» TASK
Transcribe the listing in full, excluding any pictures.

-- RECORD LIST start --

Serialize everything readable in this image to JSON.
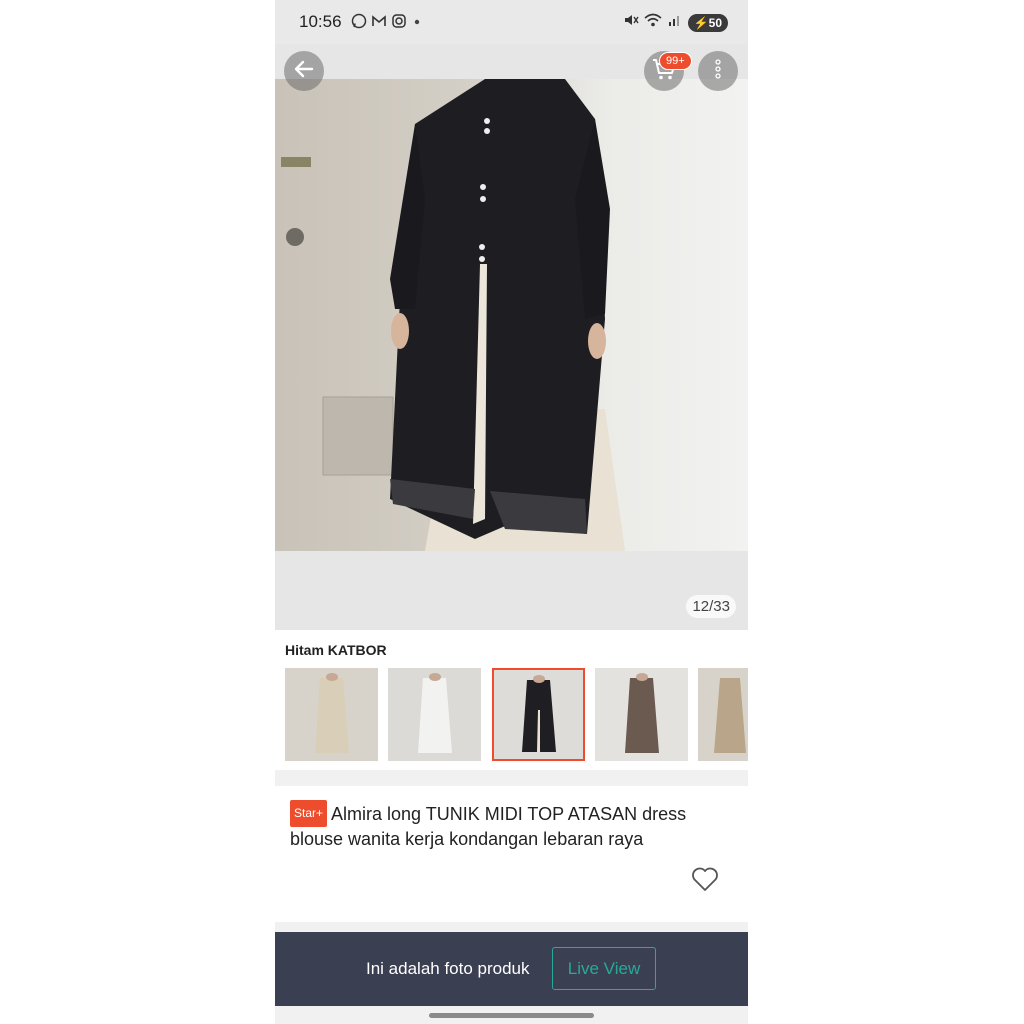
{
  "status": {
    "time": "10:56",
    "app_icons": [
      "whatsapp-icon",
      "gmail-icon",
      "instagram-icon",
      "dot-icon"
    ],
    "system_icons": [
      "mute-icon",
      "wifi-icon",
      "signal-icon"
    ],
    "battery": "50"
  },
  "header": {
    "back_icon": "arrow-left-icon",
    "cart_icon": "cart-icon",
    "cart_badge": "99+",
    "more_icon": "more-vertical-icon"
  },
  "gallery": {
    "counter": "12/33"
  },
  "variant": {
    "selected_label": "Hitam KATBOR",
    "thumbnail_count_visible": 5,
    "selected_index": 2
  },
  "product": {
    "badge": "Star+",
    "title": "Almira long TUNIK MIDI TOP ATASAN dress blouse wanita kerja kondangan lebaran raya",
    "favorite_icon": "heart-icon"
  },
  "live_bar": {
    "text": "Ini adalah foto produk",
    "button": "Live View"
  },
  "colors": {
    "accent": "#ee4d2d",
    "live_button": "#26aa99",
    "live_bar_bg": "#3b3f52"
  }
}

-- RECORD LIST end --

» SOLUTION TO THIS TASK
Serialize everything readable in this image to JSON.
{
  "status": {
    "time": "10:56",
    "app_icons": [
      "whatsapp-icon",
      "gmail-icon",
      "instagram-icon",
      "dot-icon"
    ],
    "system_icons": [
      "mute-icon",
      "wifi-icon",
      "signal-icon"
    ],
    "battery": "50"
  },
  "header": {
    "back_icon": "arrow-left-icon",
    "cart_icon": "cart-icon",
    "cart_badge": "99+",
    "more_icon": "more-vertical-icon"
  },
  "gallery": {
    "counter": "12/33"
  },
  "variant": {
    "selected_label": "Hitam KATBOR",
    "thumbnail_count_visible": 5,
    "selected_index": 2
  },
  "product": {
    "badge": "Star+",
    "title": "Almira long TUNIK MIDI TOP ATASAN dress blouse wanita kerja kondangan lebaran raya",
    "favorite_icon": "heart-icon"
  },
  "live_bar": {
    "text": "Ini adalah foto produk",
    "button": "Live View"
  },
  "colors": {
    "accent": "#ee4d2d",
    "live_button": "#26aa99",
    "live_bar_bg": "#3b3f52"
  }
}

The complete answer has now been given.